## Objective
Pick out the lines in the listing below that contain the word "color" and copy them.

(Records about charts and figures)
————————

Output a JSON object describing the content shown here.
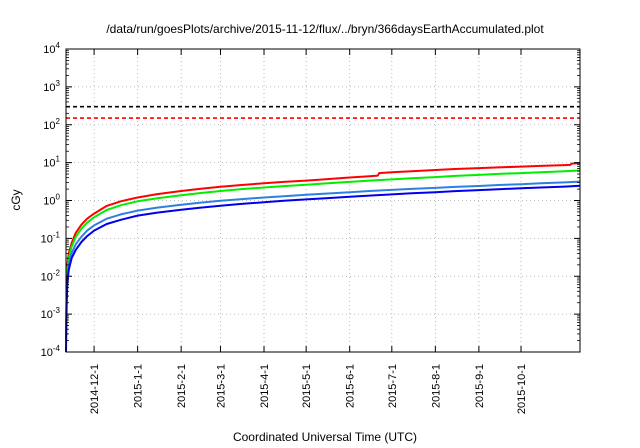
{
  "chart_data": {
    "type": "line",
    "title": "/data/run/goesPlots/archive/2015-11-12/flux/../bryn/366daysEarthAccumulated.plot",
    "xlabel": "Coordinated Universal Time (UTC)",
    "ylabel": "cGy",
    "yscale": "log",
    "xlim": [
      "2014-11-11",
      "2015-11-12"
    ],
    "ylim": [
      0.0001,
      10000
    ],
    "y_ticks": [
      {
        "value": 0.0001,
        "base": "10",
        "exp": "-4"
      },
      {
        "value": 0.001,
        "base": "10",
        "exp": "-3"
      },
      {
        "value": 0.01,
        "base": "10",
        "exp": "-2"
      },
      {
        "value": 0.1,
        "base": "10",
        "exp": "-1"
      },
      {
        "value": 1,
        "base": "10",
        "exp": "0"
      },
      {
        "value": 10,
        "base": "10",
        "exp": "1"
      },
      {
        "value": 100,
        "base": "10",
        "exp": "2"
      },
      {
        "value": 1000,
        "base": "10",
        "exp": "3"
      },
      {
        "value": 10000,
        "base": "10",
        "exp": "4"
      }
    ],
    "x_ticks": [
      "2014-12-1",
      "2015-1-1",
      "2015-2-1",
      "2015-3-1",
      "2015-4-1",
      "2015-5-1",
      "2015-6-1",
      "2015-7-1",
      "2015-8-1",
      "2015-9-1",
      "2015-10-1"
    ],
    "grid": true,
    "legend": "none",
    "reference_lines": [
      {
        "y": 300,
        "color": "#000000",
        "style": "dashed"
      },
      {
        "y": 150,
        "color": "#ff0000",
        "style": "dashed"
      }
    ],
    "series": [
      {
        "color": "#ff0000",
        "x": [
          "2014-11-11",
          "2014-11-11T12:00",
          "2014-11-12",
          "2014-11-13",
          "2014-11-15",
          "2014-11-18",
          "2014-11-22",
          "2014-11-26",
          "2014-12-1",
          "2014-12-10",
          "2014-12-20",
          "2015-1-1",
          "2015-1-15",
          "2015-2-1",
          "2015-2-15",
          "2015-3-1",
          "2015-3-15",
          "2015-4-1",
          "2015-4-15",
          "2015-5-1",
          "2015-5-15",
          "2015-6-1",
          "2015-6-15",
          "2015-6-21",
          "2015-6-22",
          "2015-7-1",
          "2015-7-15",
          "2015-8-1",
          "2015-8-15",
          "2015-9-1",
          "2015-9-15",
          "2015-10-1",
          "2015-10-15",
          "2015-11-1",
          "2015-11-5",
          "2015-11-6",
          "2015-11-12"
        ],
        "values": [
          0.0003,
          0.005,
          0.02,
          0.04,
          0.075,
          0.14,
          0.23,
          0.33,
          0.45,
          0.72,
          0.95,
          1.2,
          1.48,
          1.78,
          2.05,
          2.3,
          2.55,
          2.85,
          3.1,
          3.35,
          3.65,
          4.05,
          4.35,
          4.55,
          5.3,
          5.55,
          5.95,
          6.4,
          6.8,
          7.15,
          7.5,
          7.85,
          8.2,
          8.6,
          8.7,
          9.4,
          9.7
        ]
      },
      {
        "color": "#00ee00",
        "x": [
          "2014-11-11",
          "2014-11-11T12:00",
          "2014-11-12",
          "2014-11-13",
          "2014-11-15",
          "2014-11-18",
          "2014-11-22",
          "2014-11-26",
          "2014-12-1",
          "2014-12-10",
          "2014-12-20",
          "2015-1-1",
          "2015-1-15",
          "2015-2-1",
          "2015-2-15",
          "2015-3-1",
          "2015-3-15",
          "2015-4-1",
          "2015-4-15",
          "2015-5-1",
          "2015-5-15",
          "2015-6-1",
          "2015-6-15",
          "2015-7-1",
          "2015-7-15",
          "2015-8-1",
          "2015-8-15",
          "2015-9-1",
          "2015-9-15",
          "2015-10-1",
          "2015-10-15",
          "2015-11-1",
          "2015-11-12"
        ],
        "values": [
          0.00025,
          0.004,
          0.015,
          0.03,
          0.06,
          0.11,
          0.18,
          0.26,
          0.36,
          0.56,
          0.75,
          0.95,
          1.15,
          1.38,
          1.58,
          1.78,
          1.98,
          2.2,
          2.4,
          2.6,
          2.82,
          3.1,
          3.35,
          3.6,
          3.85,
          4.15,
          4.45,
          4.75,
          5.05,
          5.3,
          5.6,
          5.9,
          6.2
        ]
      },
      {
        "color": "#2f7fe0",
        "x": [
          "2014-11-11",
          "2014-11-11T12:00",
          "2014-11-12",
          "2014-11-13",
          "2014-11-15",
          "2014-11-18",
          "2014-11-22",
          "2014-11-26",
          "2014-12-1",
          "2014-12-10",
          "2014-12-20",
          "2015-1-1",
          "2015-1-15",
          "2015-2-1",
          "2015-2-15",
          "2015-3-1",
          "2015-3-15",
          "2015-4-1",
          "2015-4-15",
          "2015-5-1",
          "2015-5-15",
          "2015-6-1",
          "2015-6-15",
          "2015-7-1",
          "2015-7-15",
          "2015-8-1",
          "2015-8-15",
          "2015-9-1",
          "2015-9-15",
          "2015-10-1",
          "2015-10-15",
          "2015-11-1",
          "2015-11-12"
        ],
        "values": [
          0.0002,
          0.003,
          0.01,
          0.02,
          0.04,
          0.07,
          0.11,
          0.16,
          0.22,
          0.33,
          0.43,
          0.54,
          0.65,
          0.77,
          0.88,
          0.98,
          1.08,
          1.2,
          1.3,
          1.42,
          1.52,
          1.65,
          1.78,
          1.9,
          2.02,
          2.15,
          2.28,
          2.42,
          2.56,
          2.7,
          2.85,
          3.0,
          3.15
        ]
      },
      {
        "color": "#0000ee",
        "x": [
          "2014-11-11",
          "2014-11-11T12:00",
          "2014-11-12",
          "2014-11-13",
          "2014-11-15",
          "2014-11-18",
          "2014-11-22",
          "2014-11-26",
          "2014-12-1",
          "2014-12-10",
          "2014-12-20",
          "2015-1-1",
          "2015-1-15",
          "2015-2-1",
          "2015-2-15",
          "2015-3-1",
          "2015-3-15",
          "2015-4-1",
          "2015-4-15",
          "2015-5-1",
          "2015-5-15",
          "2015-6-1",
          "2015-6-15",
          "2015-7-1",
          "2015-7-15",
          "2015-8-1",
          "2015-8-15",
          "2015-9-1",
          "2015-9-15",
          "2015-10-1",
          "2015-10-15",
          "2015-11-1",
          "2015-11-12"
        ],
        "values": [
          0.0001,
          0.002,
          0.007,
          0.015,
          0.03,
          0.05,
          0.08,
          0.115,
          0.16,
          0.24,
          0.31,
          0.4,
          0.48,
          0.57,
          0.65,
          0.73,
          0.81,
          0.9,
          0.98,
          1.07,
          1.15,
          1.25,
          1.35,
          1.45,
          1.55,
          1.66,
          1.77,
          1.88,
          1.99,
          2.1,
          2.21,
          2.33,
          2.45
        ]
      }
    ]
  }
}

————————

## Task response
        "color": "#000000",
        "color": "#ff0000",
        "color": "#ff0000",
        "color": "#00ee00",
        "color": "#2f7fe0",
        "color": "#0000ee",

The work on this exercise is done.